[Stated exercise] Reproduce the rows word for word, starting from the first line and stopping after the line that contains "sender-name: Tânia [165, 846, 236, 877]", with both ends included.

[Extracted data]
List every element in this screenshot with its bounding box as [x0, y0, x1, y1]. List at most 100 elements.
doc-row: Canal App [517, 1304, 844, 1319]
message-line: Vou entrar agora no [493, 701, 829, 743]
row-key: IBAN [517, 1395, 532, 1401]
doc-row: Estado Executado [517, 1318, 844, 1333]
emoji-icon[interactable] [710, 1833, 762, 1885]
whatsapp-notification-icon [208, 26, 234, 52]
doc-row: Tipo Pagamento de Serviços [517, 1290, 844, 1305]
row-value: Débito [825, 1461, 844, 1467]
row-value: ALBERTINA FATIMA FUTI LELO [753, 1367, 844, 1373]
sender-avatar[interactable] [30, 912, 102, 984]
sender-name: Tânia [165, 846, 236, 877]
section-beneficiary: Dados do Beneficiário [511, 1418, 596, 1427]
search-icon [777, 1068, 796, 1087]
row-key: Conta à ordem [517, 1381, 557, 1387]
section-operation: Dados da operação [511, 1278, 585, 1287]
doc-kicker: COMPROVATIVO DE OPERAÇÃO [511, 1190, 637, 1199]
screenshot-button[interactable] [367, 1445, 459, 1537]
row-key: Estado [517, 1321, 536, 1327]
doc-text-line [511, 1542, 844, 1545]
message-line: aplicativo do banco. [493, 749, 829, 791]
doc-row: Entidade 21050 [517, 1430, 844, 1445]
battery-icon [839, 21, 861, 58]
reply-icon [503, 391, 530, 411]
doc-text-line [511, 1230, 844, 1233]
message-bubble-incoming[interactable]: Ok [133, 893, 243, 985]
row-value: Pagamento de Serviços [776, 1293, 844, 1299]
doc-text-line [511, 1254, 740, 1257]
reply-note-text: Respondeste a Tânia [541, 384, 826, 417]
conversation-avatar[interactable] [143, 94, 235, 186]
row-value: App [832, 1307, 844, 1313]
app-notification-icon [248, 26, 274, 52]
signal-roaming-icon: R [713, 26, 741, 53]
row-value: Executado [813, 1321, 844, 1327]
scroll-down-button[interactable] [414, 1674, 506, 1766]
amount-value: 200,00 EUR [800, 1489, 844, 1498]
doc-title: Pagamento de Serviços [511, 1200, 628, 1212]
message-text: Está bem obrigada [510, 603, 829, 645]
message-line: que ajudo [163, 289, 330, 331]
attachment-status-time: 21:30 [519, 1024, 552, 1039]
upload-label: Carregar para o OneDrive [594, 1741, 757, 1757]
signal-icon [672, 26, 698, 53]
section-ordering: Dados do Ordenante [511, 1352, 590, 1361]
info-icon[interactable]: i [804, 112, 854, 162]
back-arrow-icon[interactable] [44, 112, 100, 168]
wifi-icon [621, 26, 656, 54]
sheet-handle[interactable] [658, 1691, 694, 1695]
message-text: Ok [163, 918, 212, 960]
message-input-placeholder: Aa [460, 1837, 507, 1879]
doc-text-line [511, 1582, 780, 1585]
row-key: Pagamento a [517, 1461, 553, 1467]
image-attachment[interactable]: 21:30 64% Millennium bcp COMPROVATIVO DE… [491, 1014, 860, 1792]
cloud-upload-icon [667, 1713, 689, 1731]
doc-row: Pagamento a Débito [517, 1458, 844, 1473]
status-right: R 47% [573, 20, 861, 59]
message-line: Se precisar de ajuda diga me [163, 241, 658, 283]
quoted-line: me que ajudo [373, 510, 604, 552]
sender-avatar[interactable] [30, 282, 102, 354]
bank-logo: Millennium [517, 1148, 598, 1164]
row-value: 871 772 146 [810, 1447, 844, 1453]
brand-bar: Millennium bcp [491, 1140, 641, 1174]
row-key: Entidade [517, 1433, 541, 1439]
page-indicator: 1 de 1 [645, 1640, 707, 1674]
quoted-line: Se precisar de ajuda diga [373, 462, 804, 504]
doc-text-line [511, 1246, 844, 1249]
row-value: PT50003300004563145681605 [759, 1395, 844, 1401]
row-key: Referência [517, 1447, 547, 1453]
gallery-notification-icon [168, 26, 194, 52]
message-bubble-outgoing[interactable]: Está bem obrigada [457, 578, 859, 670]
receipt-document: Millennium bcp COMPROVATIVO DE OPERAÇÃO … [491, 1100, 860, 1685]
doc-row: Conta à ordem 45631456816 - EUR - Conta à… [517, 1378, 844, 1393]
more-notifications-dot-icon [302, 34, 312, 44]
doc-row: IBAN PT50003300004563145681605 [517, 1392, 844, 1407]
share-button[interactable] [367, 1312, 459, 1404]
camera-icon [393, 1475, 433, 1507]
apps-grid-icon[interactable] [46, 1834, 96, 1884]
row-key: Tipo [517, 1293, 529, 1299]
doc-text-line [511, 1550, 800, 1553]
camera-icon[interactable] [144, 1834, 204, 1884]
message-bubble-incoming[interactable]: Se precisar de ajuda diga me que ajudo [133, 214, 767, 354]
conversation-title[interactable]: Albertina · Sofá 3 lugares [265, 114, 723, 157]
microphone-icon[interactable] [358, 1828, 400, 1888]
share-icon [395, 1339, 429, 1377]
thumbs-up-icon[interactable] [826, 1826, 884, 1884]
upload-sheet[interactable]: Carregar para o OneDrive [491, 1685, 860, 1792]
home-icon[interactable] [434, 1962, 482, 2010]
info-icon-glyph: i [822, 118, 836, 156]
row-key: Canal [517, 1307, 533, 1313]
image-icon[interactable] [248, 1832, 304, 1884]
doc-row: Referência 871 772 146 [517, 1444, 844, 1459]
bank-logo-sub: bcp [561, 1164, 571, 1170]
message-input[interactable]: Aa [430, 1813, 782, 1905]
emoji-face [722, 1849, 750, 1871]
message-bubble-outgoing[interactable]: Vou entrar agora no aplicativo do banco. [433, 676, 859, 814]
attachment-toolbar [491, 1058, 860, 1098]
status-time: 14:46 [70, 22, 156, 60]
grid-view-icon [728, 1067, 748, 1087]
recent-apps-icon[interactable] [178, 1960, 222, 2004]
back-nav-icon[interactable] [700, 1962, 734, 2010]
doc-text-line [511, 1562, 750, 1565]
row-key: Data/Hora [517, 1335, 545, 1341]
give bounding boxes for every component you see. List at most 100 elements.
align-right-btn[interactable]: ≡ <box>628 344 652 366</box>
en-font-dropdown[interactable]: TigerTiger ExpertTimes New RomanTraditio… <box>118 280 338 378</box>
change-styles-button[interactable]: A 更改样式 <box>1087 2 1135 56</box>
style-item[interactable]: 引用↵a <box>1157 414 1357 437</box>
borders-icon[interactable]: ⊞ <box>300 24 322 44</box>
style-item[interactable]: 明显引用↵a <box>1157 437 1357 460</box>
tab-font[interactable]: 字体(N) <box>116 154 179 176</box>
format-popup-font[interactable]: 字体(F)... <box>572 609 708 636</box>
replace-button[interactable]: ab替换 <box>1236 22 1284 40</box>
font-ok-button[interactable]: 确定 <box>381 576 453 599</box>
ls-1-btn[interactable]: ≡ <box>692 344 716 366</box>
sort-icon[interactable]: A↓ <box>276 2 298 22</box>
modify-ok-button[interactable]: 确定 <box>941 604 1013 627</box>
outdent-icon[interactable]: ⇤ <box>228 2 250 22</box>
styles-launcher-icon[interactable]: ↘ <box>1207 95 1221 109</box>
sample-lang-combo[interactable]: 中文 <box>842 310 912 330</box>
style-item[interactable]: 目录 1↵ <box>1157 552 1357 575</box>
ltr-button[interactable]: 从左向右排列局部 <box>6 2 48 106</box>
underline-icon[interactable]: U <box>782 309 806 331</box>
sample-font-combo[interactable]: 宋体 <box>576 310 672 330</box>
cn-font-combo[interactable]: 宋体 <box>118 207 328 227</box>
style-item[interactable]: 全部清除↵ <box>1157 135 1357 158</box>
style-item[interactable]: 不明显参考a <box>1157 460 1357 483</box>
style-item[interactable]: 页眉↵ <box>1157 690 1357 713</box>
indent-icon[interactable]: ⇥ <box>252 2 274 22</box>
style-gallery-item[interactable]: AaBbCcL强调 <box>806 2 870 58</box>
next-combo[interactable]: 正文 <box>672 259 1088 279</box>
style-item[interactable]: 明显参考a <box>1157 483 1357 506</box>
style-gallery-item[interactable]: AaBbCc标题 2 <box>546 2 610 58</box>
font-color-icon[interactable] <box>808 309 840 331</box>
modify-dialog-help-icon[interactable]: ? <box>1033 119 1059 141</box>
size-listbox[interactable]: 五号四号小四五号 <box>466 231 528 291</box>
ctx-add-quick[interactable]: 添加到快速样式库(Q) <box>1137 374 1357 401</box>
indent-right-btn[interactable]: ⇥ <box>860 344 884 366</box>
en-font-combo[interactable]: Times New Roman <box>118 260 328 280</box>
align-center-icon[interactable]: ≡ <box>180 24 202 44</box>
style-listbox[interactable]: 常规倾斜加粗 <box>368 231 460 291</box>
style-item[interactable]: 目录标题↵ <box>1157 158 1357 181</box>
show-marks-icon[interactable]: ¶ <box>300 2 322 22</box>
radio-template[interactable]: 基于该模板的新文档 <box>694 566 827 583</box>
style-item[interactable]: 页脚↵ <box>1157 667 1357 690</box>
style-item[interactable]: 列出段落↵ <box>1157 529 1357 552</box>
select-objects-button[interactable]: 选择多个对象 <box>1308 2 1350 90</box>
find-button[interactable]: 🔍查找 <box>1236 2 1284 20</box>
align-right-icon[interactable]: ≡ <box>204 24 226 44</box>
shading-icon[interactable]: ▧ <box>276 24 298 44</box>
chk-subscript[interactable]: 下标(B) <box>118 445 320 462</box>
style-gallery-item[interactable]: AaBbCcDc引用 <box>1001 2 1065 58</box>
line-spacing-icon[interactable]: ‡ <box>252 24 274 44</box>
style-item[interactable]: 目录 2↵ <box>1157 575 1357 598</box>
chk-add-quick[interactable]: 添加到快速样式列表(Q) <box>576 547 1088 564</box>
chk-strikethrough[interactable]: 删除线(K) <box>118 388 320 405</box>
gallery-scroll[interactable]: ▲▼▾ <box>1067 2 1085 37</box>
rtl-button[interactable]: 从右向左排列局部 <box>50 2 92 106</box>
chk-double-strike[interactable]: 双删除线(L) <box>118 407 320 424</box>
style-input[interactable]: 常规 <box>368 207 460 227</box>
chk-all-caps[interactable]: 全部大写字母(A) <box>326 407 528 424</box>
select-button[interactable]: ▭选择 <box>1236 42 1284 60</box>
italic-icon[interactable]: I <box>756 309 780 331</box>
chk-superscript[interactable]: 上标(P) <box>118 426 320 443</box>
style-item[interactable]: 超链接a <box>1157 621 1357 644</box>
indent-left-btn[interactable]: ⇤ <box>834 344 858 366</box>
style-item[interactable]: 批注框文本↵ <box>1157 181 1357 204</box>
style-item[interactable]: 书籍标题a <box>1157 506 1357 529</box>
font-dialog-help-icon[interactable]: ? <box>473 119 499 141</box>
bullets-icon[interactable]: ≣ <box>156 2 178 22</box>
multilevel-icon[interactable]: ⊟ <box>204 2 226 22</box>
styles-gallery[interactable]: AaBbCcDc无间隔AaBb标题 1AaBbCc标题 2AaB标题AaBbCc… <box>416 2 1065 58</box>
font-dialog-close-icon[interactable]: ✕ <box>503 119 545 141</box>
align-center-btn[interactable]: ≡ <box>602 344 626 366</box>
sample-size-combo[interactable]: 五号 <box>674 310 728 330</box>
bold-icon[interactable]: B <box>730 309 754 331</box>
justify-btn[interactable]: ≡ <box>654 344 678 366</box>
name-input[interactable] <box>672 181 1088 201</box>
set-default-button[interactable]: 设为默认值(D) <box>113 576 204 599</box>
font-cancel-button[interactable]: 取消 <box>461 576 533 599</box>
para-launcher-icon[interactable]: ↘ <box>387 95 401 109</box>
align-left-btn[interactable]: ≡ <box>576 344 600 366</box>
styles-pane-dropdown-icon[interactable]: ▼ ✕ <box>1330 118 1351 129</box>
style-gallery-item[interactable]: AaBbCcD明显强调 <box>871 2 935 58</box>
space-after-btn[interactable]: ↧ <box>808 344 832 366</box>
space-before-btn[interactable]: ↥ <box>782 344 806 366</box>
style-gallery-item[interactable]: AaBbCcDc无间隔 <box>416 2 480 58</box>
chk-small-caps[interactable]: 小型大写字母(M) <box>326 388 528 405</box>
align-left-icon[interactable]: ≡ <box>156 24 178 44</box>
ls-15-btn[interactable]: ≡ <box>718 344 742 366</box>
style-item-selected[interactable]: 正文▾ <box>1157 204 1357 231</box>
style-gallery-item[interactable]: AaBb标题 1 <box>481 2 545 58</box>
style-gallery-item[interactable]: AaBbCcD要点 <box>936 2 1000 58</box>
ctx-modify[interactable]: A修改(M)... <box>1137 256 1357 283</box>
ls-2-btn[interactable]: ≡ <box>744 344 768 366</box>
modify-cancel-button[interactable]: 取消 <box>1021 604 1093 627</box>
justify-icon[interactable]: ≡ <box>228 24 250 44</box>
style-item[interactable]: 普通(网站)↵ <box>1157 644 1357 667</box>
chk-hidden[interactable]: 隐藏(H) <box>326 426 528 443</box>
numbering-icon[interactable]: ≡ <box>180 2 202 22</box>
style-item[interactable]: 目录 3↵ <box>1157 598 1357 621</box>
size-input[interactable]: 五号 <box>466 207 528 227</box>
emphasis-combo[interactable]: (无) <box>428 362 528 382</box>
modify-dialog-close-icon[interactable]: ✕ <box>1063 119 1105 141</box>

[Result of the exercise]
List every element in this screenshot with its bounding box as [x0, y0, x1, y1]. List at most 100 elements.
doc-row: Canal App [517, 1304, 844, 1319]
message-line: Vou entrar agora no [493, 701, 829, 743]
row-key: IBAN [517, 1395, 532, 1401]
doc-row: Estado Executado [517, 1318, 844, 1333]
emoji-icon[interactable] [710, 1833, 762, 1885]
whatsapp-notification-icon [208, 26, 234, 52]
doc-row: Tipo Pagamento de Serviços [517, 1290, 844, 1305]
row-value: Débito [825, 1461, 844, 1467]
row-value: ALBERTINA FATIMA FUTI LELO [753, 1367, 844, 1373]
sender-avatar[interactable] [30, 912, 102, 984]
sender-name: Tânia [165, 846, 236, 877]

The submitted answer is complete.